[Work required]: Output the data exactly, with every line intact.

* BEGIN Data extract *

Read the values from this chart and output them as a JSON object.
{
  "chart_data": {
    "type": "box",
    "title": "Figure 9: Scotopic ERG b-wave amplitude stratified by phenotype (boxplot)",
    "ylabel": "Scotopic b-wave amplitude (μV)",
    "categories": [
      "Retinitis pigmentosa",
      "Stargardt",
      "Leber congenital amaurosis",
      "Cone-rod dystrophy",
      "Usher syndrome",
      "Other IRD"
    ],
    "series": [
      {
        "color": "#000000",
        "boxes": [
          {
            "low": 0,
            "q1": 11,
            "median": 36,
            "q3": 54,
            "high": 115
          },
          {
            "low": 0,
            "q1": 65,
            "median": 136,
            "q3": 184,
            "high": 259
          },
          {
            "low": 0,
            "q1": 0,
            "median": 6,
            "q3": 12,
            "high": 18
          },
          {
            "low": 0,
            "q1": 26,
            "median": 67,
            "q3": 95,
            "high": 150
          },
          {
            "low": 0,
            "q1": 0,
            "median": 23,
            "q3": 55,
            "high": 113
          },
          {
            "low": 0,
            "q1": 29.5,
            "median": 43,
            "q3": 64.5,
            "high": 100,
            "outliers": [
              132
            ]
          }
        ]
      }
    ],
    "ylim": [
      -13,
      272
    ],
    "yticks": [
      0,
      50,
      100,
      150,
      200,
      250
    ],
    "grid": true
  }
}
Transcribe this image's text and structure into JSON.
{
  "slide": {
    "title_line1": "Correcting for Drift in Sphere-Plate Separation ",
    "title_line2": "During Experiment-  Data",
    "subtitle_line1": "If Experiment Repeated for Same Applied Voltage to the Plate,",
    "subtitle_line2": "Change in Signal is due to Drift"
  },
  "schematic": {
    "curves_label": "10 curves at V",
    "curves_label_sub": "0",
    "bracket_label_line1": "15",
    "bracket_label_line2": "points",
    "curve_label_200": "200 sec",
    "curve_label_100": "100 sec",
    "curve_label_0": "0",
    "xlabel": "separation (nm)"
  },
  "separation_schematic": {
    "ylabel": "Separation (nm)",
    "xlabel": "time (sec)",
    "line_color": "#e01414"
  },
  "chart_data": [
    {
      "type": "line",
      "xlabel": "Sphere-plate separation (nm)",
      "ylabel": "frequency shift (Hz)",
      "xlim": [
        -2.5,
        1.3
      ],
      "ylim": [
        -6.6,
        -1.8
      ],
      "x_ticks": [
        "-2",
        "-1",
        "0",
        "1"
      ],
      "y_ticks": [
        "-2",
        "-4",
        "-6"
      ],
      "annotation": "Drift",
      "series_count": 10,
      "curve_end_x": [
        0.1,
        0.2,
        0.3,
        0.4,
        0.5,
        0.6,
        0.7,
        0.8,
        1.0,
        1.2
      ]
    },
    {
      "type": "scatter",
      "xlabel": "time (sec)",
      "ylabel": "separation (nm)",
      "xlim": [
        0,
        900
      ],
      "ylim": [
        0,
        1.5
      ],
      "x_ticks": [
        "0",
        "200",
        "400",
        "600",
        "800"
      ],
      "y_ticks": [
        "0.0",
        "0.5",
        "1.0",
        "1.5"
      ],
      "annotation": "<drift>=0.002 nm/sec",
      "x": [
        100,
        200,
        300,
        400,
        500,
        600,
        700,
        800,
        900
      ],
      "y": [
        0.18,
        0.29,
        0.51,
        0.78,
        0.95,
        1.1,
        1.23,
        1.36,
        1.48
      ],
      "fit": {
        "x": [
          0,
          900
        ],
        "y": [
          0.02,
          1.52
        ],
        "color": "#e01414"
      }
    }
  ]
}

* END Data extract *

[Full output]:
Read the values from this chart and output them as a JSON object.
{
  "chart_data": {
    "type": "box",
    "title": "Figure 9: Scotopic ERG b-wave amplitude stratified by phenotype (boxplot)",
    "ylabel": "Scotopic b-wave amplitude (μV)",
    "categories": [
      "Retinitis pigmentosa",
      "Stargardt",
      "Leber congenital amaurosis",
      "Cone-rod dystrophy",
      "Usher syndrome",
      "Other IRD"
    ],
    "series": [
      {
        "color": "#000000",
        "boxes": [
          {
            "low": 0,
            "q1": 11,
            "median": 36,
            "q3": 54,
            "high": 115
          },
          {
            "low": 0,
            "q1": 65,
            "median": 136,
            "q3": 184,
            "high": 259
          },
          {
            "low": 0,
            "q1": 0,
            "median": 6,
            "q3": 12,
            "high": 18
          },
          {
            "low": 0,
            "q1": 26,
            "median": 67,
            "q3": 95,
            "high": 150
          },
          {
            "low": 0,
            "q1": 0,
            "median": 23,
            "q3": 55,
            "high": 113
          },
          {
            "low": 0,
            "q1": 29.5,
            "median": 43,
            "q3": 64.5,
            "high": 100,
            "outliers": [
              132
            ]
          }
        ]
      }
    ],
    "ylim": [
      -13,
      272
    ],
    "yticks": [
      0,
      50,
      100,
      150,
      200,
      250
    ],
    "grid": true
  }
}
Transcribe this image's text and structure into JSON.
{
  "slide": {
    "title_line1": "Correcting for Drift in Sphere-Plate Separation ",
    "title_line2": "During Experiment-  Data",
    "subtitle_line1": "If Experiment Repeated for Same Applied Voltage to the Plate,",
    "subtitle_line2": "Change in Signal is due to Drift"
  },
  "schematic": {
    "curves_label": "10 curves at V",
    "curves_label_sub": "0",
    "bracket_label_line1": "15",
    "bracket_label_line2": "points",
    "curve_label_200": "200 sec",
    "curve_label_100": "100 sec",
    "curve_label_0": "0",
    "xlabel": "separation (nm)"
  },
  "separation_schematic": {
    "ylabel": "Separation (nm)",
    "xlabel": "time (sec)",
    "line_color": "#e01414"
  },
  "chart_data": [
    {
      "type": "line",
      "xlabel": "Sphere-plate separation (nm)",
      "ylabel": "frequency shift (Hz)",
      "xlim": [
        -2.5,
        1.3
      ],
      "ylim": [
        -6.6,
        -1.8
      ],
      "x_ticks": [
        "-2",
        "-1",
        "0",
        "1"
      ],
      "y_ticks": [
        "-2",
        "-4",
        "-6"
      ],
      "annotation": "Drift",
      "series_count": 10,
      "curve_end_x": [
        0.1,
        0.2,
        0.3,
        0.4,
        0.5,
        0.6,
        0.7,
        0.8,
        1.0,
        1.2
      ]
    },
    {
      "type": "scatter",
      "xlabel": "time (sec)",
      "ylabel": "separation (nm)",
      "xlim": [
        0,
        900
      ],
      "ylim": [
        0,
        1.5
      ],
      "x_ticks": [
        "0",
        "200",
        "400",
        "600",
        "800"
      ],
      "y_ticks": [
        "0.0",
        "0.5",
        "1.0",
        "1.5"
      ],
      "annotation": "<drift>=0.002 nm/sec",
      "x": [
        100,
        200,
        300,
        400,
        500,
        600,
        700,
        800,
        900
      ],
      "y": [
        0.18,
        0.29,
        0.51,
        0.78,
        0.95,
        1.1,
        1.23,
        1.36,
        1.48
      ],
      "fit": {
        "x": [
          0,
          900
        ],
        "y": [
          0.02,
          1.52
        ],
        "color": "#e01414"
      }
    }
  ]
}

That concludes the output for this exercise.